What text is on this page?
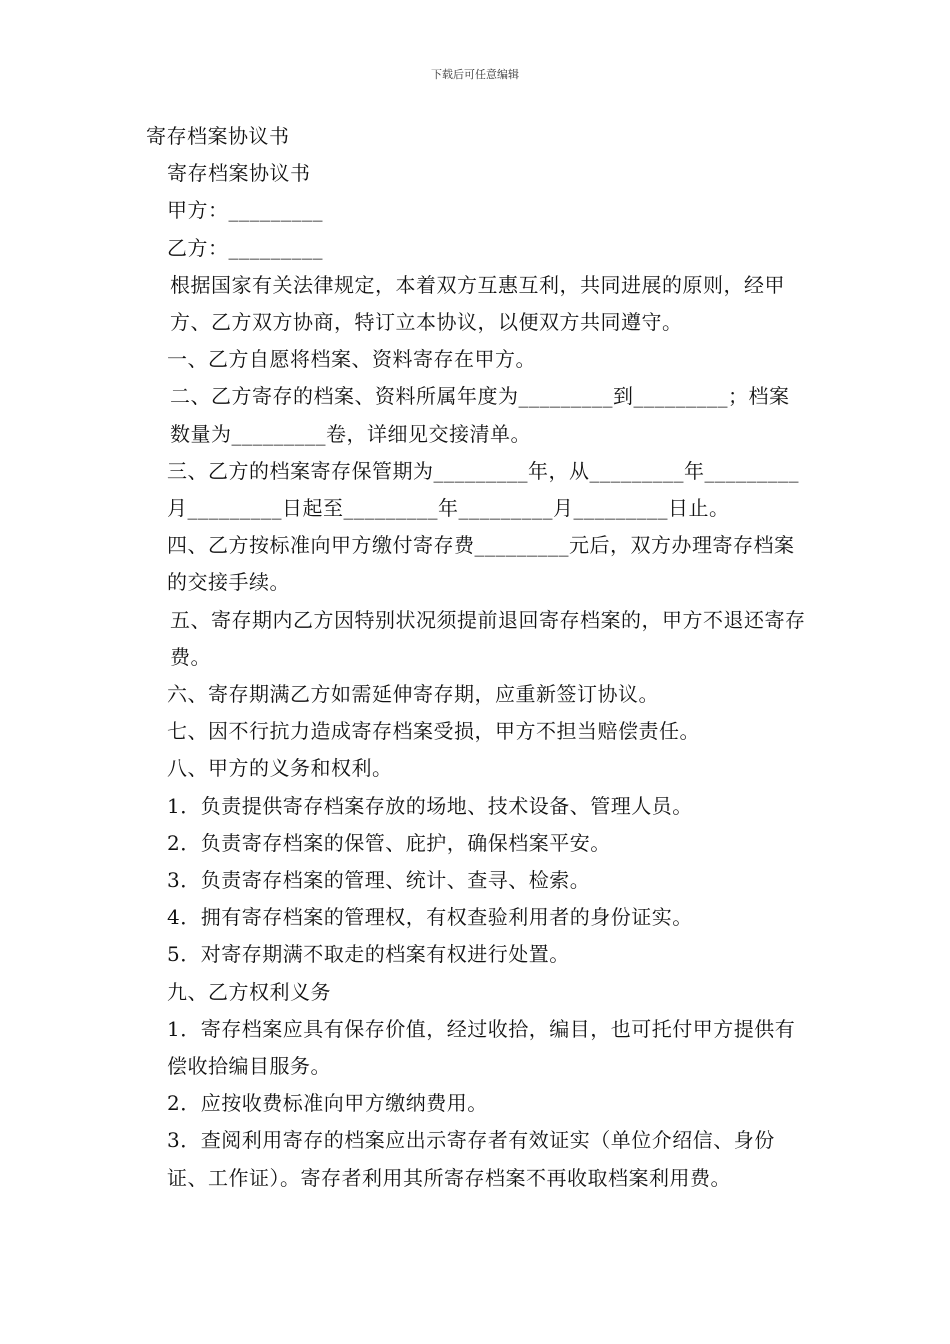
下载后可任意编辑

寄存档案协议书

寄存档案协议书

甲方：_________

乙方：_________

根据国家有关法律规定，本着双方互惠互利，共同进展的原则，经甲方、乙方双方协商，特订立本协议，以便双方共同遵守。

一、乙方自愿将档案、资料寄存在甲方。

二、乙方寄存的档案、资料所属年度为_________到_________；档案数量为_________卷，详细见交接清单。

三、乙方的档案寄存保管期为_________年，从_________年_________月_________日起至_________年_________月_________日止。

四、乙方按标准向甲方缴付寄存费_________元后，双方办理寄存档案的交接手续。

五、寄存期内乙方因特别状况须提前退回寄存档案的，甲方不退还寄存费。

六、寄存期满乙方如需延伸寄存期，应重新签订协议。

七、因不行抗力造成寄存档案受损，甲方不担当赔偿责任。

八、甲方的义务和权利。

1．负责提供寄存档案存放的场地、技术设备、管理人员。

2．负责寄存档案的保管、庇护，确保档案平安。

3．负责寄存档案的管理、统计、查寻、检索。

4．拥有寄存档案的管理权，有权查验利用者的身份证实。

5．对寄存期满不取走的档案有权进行处置。

九、乙方权利义务

1．寄存档案应具有保存价值，经过收拾，编目，也可托付甲方提供有偿收拾编目服务。

2．应按收费标准向甲方缴纳费用。

3．查阅利用寄存的档案应出示寄存者有效证实（单位介绍信、身份证、工作证）。寄存者利用其所寄存档案不再收取档案利用费。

## EXERCISE REQUIREMENTS
Set down the complete material exactly, but do not include the images.

## EXPECTED OUTPUT
What text is on this page?
下载后可任意编辑

寄存档案协议书

寄存档案协议书

甲方：_________

乙方：_________

根据国家有关法律规定，本着双方互惠互利，共同进展的原则，经甲方、乙方双方协商，特订立本协议，以便双方共同遵守。

一、乙方自愿将档案、资料寄存在甲方。

二、乙方寄存的档案、资料所属年度为_________到_________；档案数量为_________卷，详细见交接清单。

三、乙方的档案寄存保管期为_________年，从_________年_________月_________日起至_________年_________月_________日止。

四、乙方按标准向甲方缴付寄存费_________元后，双方办理寄存档案的交接手续。

五、寄存期内乙方因特别状况须提前退回寄存档案的，甲方不退还寄存费。

六、寄存期满乙方如需延伸寄存期，应重新签订协议。

七、因不行抗力造成寄存档案受损，甲方不担当赔偿责任。

八、甲方的义务和权利。

1．负责提供寄存档案存放的场地、技术设备、管理人员。

2．负责寄存档案的保管、庇护，确保档案平安。

3．负责寄存档案的管理、统计、查寻、检索。

4．拥有寄存档案的管理权，有权查验利用者的身份证实。

5．对寄存期满不取走的档案有权进行处置。

九、乙方权利义务

1．寄存档案应具有保存价值，经过收拾，编目，也可托付甲方提供有偿收拾编目服务。

2．应按收费标准向甲方缴纳费用。

3．查阅利用寄存的档案应出示寄存者有效证实（单位介绍信、身份证、工作证）。寄存者利用其所寄存档案不再收取档案利用费。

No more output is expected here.